**WHAT IS NEEDED**
Repeat all the material exactly; pictures stay out of your copy.

[Data entries for graphics]
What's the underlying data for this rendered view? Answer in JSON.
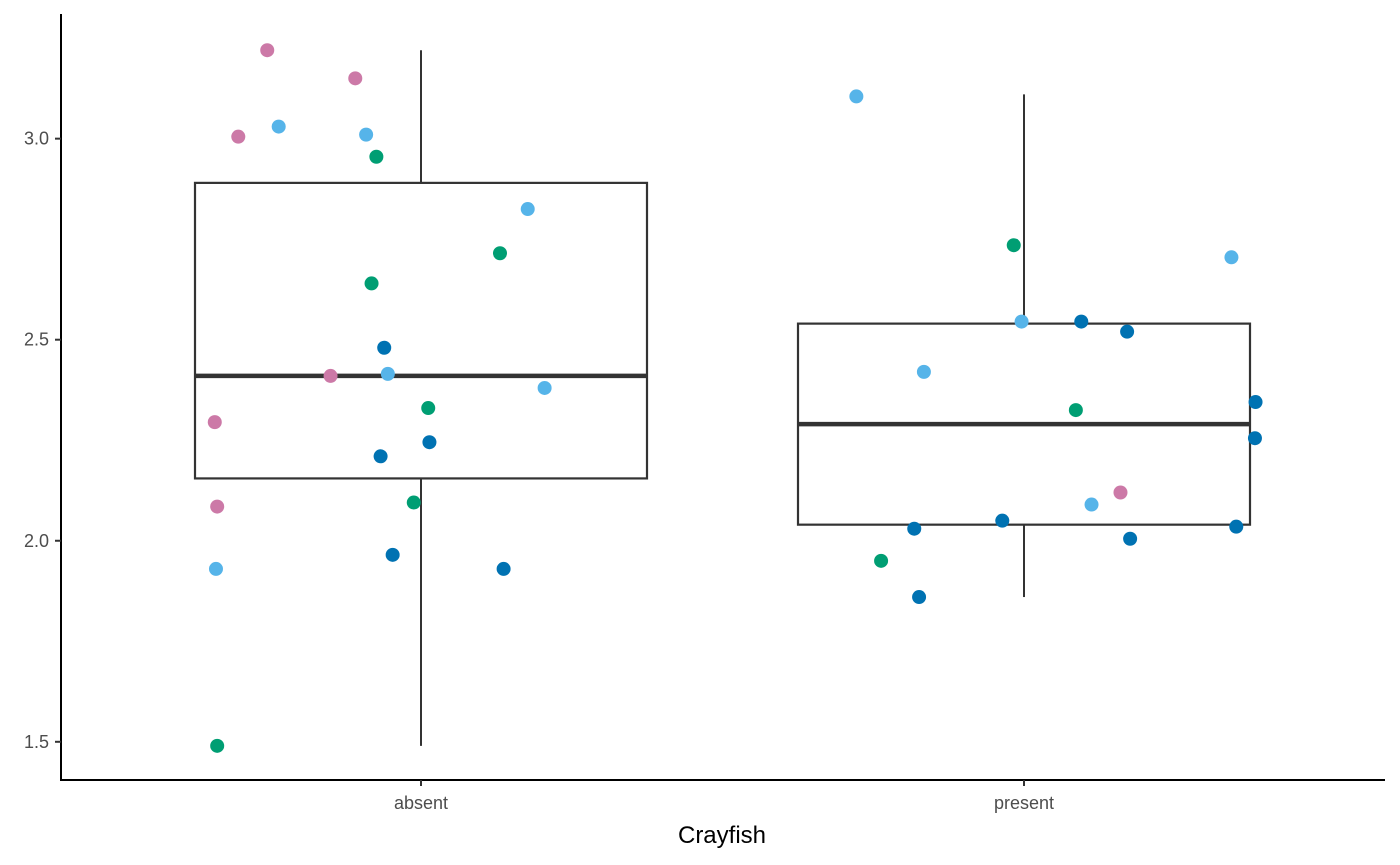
{
  "chart_data": {
    "type": "boxplot",
    "title": "",
    "xlabel": "Crayfish",
    "ylabel": "",
    "categories": [
      "absent",
      "present"
    ],
    "ylim": [
      1.405,
      3.31
    ],
    "yticks": [
      1.5,
      2.0,
      2.5,
      3.0
    ],
    "ytick_labels": [
      "1.5",
      "2.0",
      "2.5",
      "3.0"
    ],
    "grid": false,
    "legend": "none",
    "boxes": [
      {
        "category": "absent",
        "whisker_low": 1.49,
        "q1": 2.155,
        "median": 2.41,
        "q3": 2.89,
        "whisker_high": 3.22
      },
      {
        "category": "present",
        "whisker_low": 1.86,
        "q1": 2.04,
        "median": 2.29,
        "q3": 2.54,
        "whisker_high": 3.11
      }
    ],
    "point_colors": {
      "pink": "#CC79A7",
      "lightblue": "#56B4E9",
      "green": "#009E73",
      "blue": "#0072B2"
    },
    "points": [
      {
        "category": "absent",
        "x": 0.745,
        "y": 3.22,
        "color": "pink"
      },
      {
        "category": "absent",
        "x": 0.891,
        "y": 3.15,
        "color": "pink"
      },
      {
        "category": "absent",
        "x": 0.697,
        "y": 3.005,
        "color": "pink"
      },
      {
        "category": "absent",
        "x": 0.658,
        "y": 2.295,
        "color": "pink"
      },
      {
        "category": "absent",
        "x": 0.662,
        "y": 2.085,
        "color": "pink"
      },
      {
        "category": "absent",
        "x": 0.85,
        "y": 2.41,
        "color": "pink"
      },
      {
        "category": "absent",
        "x": 0.764,
        "y": 3.03,
        "color": "lightblue"
      },
      {
        "category": "absent",
        "x": 0.909,
        "y": 3.01,
        "color": "lightblue"
      },
      {
        "category": "absent",
        "x": 1.177,
        "y": 2.825,
        "color": "lightblue"
      },
      {
        "category": "absent",
        "x": 0.945,
        "y": 2.415,
        "color": "lightblue"
      },
      {
        "category": "absent",
        "x": 1.205,
        "y": 2.38,
        "color": "lightblue"
      },
      {
        "category": "absent",
        "x": 0.66,
        "y": 1.93,
        "color": "lightblue"
      },
      {
        "category": "absent",
        "x": 0.926,
        "y": 2.955,
        "color": "green"
      },
      {
        "category": "absent",
        "x": 1.131,
        "y": 2.715,
        "color": "green"
      },
      {
        "category": "absent",
        "x": 0.918,
        "y": 2.64,
        "color": "green"
      },
      {
        "category": "absent",
        "x": 1.012,
        "y": 2.33,
        "color": "green"
      },
      {
        "category": "absent",
        "x": 0.988,
        "y": 2.095,
        "color": "green"
      },
      {
        "category": "absent",
        "x": 0.662,
        "y": 1.49,
        "color": "green"
      },
      {
        "category": "absent",
        "x": 0.939,
        "y": 2.48,
        "color": "blue"
      },
      {
        "category": "absent",
        "x": 1.014,
        "y": 2.245,
        "color": "blue"
      },
      {
        "category": "absent",
        "x": 0.933,
        "y": 2.21,
        "color": "blue"
      },
      {
        "category": "absent",
        "x": 0.953,
        "y": 1.965,
        "color": "blue"
      },
      {
        "category": "absent",
        "x": 1.137,
        "y": 1.93,
        "color": "blue"
      },
      {
        "category": "present",
        "x": 1.722,
        "y": 3.105,
        "color": "lightblue"
      },
      {
        "category": "present",
        "x": 1.834,
        "y": 2.42,
        "color": "lightblue"
      },
      {
        "category": "present",
        "x": 1.996,
        "y": 2.545,
        "color": "lightblue"
      },
      {
        "category": "present",
        "x": 2.344,
        "y": 2.705,
        "color": "lightblue"
      },
      {
        "category": "present",
        "x": 2.112,
        "y": 2.09,
        "color": "lightblue"
      },
      {
        "category": "present",
        "x": 1.983,
        "y": 2.735,
        "color": "green"
      },
      {
        "category": "present",
        "x": 2.086,
        "y": 2.325,
        "color": "green"
      },
      {
        "category": "present",
        "x": 1.763,
        "y": 1.95,
        "color": "green"
      },
      {
        "category": "present",
        "x": 2.16,
        "y": 2.12,
        "color": "pink"
      },
      {
        "category": "present",
        "x": 2.095,
        "y": 2.545,
        "color": "blue"
      },
      {
        "category": "present",
        "x": 2.171,
        "y": 2.52,
        "color": "blue"
      },
      {
        "category": "present",
        "x": 2.384,
        "y": 2.345,
        "color": "blue"
      },
      {
        "category": "present",
        "x": 2.383,
        "y": 2.255,
        "color": "blue"
      },
      {
        "category": "present",
        "x": 1.964,
        "y": 2.05,
        "color": "blue"
      },
      {
        "category": "present",
        "x": 1.818,
        "y": 2.03,
        "color": "blue"
      },
      {
        "category": "present",
        "x": 2.176,
        "y": 2.005,
        "color": "blue"
      },
      {
        "category": "present",
        "x": 2.352,
        "y": 2.035,
        "color": "blue"
      },
      {
        "category": "present",
        "x": 1.826,
        "y": 1.86,
        "color": "blue"
      }
    ]
  }
}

**FINAL RESULT**
What's the underlying data for this rendered view? Answer in JSON.
{
  "chart_data": {
    "type": "boxplot",
    "title": "",
    "xlabel": "Crayfish",
    "ylabel": "",
    "categories": [
      "absent",
      "present"
    ],
    "ylim": [
      1.405,
      3.31
    ],
    "yticks": [
      1.5,
      2.0,
      2.5,
      3.0
    ],
    "ytick_labels": [
      "1.5",
      "2.0",
      "2.5",
      "3.0"
    ],
    "grid": false,
    "legend": "none",
    "boxes": [
      {
        "category": "absent",
        "whisker_low": 1.49,
        "q1": 2.155,
        "median": 2.41,
        "q3": 2.89,
        "whisker_high": 3.22
      },
      {
        "category": "present",
        "whisker_low": 1.86,
        "q1": 2.04,
        "median": 2.29,
        "q3": 2.54,
        "whisker_high": 3.11
      }
    ],
    "point_colors": {
      "pink": "#CC79A7",
      "lightblue": "#56B4E9",
      "green": "#009E73",
      "blue": "#0072B2"
    },
    "points": [
      {
        "category": "absent",
        "x": 0.745,
        "y": 3.22,
        "color": "pink"
      },
      {
        "category": "absent",
        "x": 0.891,
        "y": 3.15,
        "color": "pink"
      },
      {
        "category": "absent",
        "x": 0.697,
        "y": 3.005,
        "color": "pink"
      },
      {
        "category": "absent",
        "x": 0.658,
        "y": 2.295,
        "color": "pink"
      },
      {
        "category": "absent",
        "x": 0.662,
        "y": 2.085,
        "color": "pink"
      },
      {
        "category": "absent",
        "x": 0.85,
        "y": 2.41,
        "color": "pink"
      },
      {
        "category": "absent",
        "x": 0.764,
        "y": 3.03,
        "color": "lightblue"
      },
      {
        "category": "absent",
        "x": 0.909,
        "y": 3.01,
        "color": "lightblue"
      },
      {
        "category": "absent",
        "x": 1.177,
        "y": 2.825,
        "color": "lightblue"
      },
      {
        "category": "absent",
        "x": 0.945,
        "y": 2.415,
        "color": "lightblue"
      },
      {
        "category": "absent",
        "x": 1.205,
        "y": 2.38,
        "color": "lightblue"
      },
      {
        "category": "absent",
        "x": 0.66,
        "y": 1.93,
        "color": "lightblue"
      },
      {
        "category": "absent",
        "x": 0.926,
        "y": 2.955,
        "color": "green"
      },
      {
        "category": "absent",
        "x": 1.131,
        "y": 2.715,
        "color": "green"
      },
      {
        "category": "absent",
        "x": 0.918,
        "y": 2.64,
        "color": "green"
      },
      {
        "category": "absent",
        "x": 1.012,
        "y": 2.33,
        "color": "green"
      },
      {
        "category": "absent",
        "x": 0.988,
        "y": 2.095,
        "color": "green"
      },
      {
        "category": "absent",
        "x": 0.662,
        "y": 1.49,
        "color": "green"
      },
      {
        "category": "absent",
        "x": 0.939,
        "y": 2.48,
        "color": "blue"
      },
      {
        "category": "absent",
        "x": 1.014,
        "y": 2.245,
        "color": "blue"
      },
      {
        "category": "absent",
        "x": 0.933,
        "y": 2.21,
        "color": "blue"
      },
      {
        "category": "absent",
        "x": 0.953,
        "y": 1.965,
        "color": "blue"
      },
      {
        "category": "absent",
        "x": 1.137,
        "y": 1.93,
        "color": "blue"
      },
      {
        "category": "present",
        "x": 1.722,
        "y": 3.105,
        "color": "lightblue"
      },
      {
        "category": "present",
        "x": 1.834,
        "y": 2.42,
        "color": "lightblue"
      },
      {
        "category": "present",
        "x": 1.996,
        "y": 2.545,
        "color": "lightblue"
      },
      {
        "category": "present",
        "x": 2.344,
        "y": 2.705,
        "color": "lightblue"
      },
      {
        "category": "present",
        "x": 2.112,
        "y": 2.09,
        "color": "lightblue"
      },
      {
        "category": "present",
        "x": 1.983,
        "y": 2.735,
        "color": "green"
      },
      {
        "category": "present",
        "x": 2.086,
        "y": 2.325,
        "color": "green"
      },
      {
        "category": "present",
        "x": 1.763,
        "y": 1.95,
        "color": "green"
      },
      {
        "category": "present",
        "x": 2.16,
        "y": 2.12,
        "color": "pink"
      },
      {
        "category": "present",
        "x": 2.095,
        "y": 2.545,
        "color": "blue"
      },
      {
        "category": "present",
        "x": 2.171,
        "y": 2.52,
        "color": "blue"
      },
      {
        "category": "present",
        "x": 2.384,
        "y": 2.345,
        "color": "blue"
      },
      {
        "category": "present",
        "x": 2.383,
        "y": 2.255,
        "color": "blue"
      },
      {
        "category": "present",
        "x": 1.964,
        "y": 2.05,
        "color": "blue"
      },
      {
        "category": "present",
        "x": 1.818,
        "y": 2.03,
        "color": "blue"
      },
      {
        "category": "present",
        "x": 2.176,
        "y": 2.005,
        "color": "blue"
      },
      {
        "category": "present",
        "x": 2.352,
        "y": 2.035,
        "color": "blue"
      },
      {
        "category": "present",
        "x": 1.826,
        "y": 1.86,
        "color": "blue"
      }
    ]
  }
}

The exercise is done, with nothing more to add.